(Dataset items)
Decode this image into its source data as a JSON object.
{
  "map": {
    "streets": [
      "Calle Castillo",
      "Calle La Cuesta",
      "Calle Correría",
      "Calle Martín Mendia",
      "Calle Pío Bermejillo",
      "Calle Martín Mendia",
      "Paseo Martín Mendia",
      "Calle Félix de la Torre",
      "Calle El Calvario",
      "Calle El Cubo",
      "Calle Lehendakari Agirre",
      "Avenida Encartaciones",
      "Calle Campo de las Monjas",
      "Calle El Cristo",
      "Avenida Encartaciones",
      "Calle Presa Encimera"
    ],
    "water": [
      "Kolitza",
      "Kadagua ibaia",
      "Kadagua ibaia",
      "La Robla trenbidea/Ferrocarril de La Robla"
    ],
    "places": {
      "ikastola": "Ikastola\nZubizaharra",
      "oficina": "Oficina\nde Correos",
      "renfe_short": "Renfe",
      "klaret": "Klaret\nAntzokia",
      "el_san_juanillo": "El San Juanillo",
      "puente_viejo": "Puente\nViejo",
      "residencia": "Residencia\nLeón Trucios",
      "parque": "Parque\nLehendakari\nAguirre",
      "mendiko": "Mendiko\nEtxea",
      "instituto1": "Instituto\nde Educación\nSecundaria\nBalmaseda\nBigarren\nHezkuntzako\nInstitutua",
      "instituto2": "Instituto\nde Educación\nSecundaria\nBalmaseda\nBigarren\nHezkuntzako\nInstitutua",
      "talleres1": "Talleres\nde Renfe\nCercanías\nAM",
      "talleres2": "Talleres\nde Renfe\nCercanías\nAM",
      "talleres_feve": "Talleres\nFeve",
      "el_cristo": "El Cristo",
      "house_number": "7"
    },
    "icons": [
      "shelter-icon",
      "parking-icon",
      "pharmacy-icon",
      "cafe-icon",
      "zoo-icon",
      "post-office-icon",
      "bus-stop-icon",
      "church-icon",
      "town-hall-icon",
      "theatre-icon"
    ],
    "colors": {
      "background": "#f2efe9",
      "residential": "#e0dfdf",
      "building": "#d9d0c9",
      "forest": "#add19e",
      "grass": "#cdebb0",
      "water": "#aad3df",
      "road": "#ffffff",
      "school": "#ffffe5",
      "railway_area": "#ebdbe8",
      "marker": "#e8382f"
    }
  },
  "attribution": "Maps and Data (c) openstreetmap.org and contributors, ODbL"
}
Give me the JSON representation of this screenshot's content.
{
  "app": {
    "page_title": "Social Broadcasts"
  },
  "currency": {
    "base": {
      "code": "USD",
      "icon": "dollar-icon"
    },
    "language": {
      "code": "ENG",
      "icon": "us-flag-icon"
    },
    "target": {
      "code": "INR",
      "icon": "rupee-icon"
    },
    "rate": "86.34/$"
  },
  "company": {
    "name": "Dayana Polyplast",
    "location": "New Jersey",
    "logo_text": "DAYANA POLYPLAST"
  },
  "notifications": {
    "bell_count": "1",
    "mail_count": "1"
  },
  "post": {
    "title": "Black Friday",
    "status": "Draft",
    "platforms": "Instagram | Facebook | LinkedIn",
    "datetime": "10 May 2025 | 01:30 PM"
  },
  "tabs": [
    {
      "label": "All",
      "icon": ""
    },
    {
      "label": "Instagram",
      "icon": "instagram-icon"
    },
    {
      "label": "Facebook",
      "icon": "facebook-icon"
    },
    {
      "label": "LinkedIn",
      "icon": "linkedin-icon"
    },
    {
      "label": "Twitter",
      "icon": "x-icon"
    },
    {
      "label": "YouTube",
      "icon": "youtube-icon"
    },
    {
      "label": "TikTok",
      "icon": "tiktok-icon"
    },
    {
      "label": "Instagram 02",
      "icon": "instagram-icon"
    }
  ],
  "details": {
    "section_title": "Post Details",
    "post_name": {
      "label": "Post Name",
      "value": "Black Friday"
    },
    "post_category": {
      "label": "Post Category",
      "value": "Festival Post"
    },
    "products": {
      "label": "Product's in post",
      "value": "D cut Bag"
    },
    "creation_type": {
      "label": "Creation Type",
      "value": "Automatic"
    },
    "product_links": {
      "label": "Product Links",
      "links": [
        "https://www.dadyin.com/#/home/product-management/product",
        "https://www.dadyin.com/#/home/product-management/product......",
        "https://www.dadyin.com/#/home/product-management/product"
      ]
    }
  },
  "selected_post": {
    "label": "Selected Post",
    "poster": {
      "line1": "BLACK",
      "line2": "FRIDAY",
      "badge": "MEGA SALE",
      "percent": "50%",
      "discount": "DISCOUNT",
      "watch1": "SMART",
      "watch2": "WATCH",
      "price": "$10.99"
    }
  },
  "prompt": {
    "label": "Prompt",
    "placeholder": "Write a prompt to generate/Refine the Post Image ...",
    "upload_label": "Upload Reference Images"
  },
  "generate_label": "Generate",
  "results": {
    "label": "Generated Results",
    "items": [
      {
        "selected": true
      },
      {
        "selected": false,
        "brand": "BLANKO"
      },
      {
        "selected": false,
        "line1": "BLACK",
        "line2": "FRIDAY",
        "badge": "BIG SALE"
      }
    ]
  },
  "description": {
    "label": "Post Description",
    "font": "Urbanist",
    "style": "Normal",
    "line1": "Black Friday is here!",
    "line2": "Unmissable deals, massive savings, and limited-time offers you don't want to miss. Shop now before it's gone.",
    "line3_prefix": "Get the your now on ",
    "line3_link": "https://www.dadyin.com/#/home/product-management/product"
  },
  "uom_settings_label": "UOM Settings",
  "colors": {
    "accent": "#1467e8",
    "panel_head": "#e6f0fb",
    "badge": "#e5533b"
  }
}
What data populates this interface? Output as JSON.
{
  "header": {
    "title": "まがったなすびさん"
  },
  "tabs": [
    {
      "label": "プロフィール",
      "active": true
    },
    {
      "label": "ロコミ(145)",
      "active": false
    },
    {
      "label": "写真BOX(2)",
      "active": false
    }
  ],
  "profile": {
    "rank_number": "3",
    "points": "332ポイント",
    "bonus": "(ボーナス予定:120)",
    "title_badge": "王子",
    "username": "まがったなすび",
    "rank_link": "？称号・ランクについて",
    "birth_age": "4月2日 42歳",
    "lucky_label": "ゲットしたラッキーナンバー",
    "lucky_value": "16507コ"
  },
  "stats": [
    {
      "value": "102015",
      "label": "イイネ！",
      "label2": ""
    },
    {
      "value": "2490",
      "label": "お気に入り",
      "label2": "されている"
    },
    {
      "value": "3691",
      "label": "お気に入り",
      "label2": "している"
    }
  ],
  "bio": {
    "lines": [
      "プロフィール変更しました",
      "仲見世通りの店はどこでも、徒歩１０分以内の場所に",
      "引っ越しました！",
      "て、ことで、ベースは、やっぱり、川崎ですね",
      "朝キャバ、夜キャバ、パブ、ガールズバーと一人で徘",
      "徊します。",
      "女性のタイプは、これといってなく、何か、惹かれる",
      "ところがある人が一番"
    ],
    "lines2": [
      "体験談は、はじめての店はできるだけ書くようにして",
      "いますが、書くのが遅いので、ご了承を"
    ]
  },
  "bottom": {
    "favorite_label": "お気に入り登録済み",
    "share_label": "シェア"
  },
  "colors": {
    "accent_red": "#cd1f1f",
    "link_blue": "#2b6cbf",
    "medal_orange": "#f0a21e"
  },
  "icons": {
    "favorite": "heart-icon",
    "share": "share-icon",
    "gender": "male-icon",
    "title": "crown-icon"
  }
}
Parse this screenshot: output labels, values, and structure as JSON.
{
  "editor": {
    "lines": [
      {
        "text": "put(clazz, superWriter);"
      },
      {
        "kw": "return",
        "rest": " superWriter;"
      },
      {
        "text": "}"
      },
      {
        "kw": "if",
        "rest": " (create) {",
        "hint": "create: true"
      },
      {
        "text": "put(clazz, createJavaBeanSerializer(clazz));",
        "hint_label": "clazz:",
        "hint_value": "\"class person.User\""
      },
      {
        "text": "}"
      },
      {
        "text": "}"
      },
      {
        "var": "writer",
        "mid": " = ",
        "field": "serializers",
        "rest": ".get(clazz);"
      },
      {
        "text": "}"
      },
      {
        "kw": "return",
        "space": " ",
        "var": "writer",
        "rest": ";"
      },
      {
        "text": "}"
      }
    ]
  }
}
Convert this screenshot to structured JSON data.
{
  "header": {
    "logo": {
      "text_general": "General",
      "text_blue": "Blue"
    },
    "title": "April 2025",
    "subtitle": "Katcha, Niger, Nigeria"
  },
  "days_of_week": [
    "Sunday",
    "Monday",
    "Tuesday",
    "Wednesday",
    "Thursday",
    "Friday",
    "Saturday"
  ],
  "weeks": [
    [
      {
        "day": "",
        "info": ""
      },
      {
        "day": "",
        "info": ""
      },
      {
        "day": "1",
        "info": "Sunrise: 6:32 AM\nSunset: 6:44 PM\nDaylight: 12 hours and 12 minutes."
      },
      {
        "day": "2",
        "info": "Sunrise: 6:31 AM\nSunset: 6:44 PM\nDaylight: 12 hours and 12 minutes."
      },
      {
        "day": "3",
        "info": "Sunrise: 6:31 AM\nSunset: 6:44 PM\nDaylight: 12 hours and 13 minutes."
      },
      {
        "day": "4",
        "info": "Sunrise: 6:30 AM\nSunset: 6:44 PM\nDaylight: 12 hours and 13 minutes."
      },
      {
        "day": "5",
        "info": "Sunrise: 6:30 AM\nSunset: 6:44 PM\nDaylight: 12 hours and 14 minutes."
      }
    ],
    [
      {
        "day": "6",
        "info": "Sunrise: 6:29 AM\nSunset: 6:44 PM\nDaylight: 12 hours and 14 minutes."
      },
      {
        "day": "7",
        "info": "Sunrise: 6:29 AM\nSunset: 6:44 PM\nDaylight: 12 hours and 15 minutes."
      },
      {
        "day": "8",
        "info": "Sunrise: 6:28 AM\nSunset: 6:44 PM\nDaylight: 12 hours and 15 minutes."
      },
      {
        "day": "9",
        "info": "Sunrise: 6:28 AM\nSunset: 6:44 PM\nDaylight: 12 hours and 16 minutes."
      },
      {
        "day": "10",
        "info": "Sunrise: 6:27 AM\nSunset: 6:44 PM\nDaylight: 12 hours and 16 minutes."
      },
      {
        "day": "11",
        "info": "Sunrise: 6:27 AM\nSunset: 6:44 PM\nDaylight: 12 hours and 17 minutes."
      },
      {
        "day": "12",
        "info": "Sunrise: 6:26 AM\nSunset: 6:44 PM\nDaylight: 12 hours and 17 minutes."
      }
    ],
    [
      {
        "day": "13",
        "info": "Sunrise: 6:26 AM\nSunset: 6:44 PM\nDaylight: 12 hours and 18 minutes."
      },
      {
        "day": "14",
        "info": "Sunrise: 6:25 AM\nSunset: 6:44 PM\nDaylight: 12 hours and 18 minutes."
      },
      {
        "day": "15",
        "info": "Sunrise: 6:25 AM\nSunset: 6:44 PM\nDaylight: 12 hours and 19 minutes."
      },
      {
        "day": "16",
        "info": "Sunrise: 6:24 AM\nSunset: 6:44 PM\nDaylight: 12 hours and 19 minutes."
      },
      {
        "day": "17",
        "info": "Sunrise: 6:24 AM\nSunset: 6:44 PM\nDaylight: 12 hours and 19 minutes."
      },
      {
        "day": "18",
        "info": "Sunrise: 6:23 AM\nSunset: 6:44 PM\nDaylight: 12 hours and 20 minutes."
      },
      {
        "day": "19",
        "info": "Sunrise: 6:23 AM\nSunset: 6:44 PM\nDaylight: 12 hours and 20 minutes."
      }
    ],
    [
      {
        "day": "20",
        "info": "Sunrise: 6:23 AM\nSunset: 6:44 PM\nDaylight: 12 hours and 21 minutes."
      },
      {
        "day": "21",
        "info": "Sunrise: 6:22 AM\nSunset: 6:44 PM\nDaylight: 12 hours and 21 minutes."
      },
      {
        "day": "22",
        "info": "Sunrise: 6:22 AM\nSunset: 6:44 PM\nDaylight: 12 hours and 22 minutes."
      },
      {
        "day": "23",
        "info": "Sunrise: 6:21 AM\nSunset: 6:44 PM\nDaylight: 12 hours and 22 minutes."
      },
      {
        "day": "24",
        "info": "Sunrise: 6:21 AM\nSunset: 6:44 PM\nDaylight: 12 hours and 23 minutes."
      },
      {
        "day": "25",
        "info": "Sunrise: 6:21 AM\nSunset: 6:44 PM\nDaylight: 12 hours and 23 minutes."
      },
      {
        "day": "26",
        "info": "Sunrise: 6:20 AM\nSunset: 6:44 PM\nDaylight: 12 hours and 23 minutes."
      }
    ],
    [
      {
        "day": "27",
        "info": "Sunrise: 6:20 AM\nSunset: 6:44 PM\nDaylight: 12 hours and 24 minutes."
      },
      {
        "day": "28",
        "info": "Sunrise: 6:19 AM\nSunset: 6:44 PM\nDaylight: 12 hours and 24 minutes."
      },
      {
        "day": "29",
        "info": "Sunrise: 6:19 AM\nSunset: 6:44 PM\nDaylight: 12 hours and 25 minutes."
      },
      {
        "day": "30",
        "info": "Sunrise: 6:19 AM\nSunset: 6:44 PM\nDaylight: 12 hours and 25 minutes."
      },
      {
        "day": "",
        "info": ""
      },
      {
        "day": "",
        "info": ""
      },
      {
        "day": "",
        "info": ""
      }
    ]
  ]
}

Written exercise — Pull every line containing the word "nBalmaseda" out of the material.

Solution to the exercise —
      "instituto1": "Instituto\nde Educación\nSecundaria\nBalmaseda\nBigarren\nHezkuntzako\nInstitutua",
      "instituto2": "Instituto\nde Educación\nSecundaria\nBalmaseda\nBigarren\nHezkuntzako\nInstitutua",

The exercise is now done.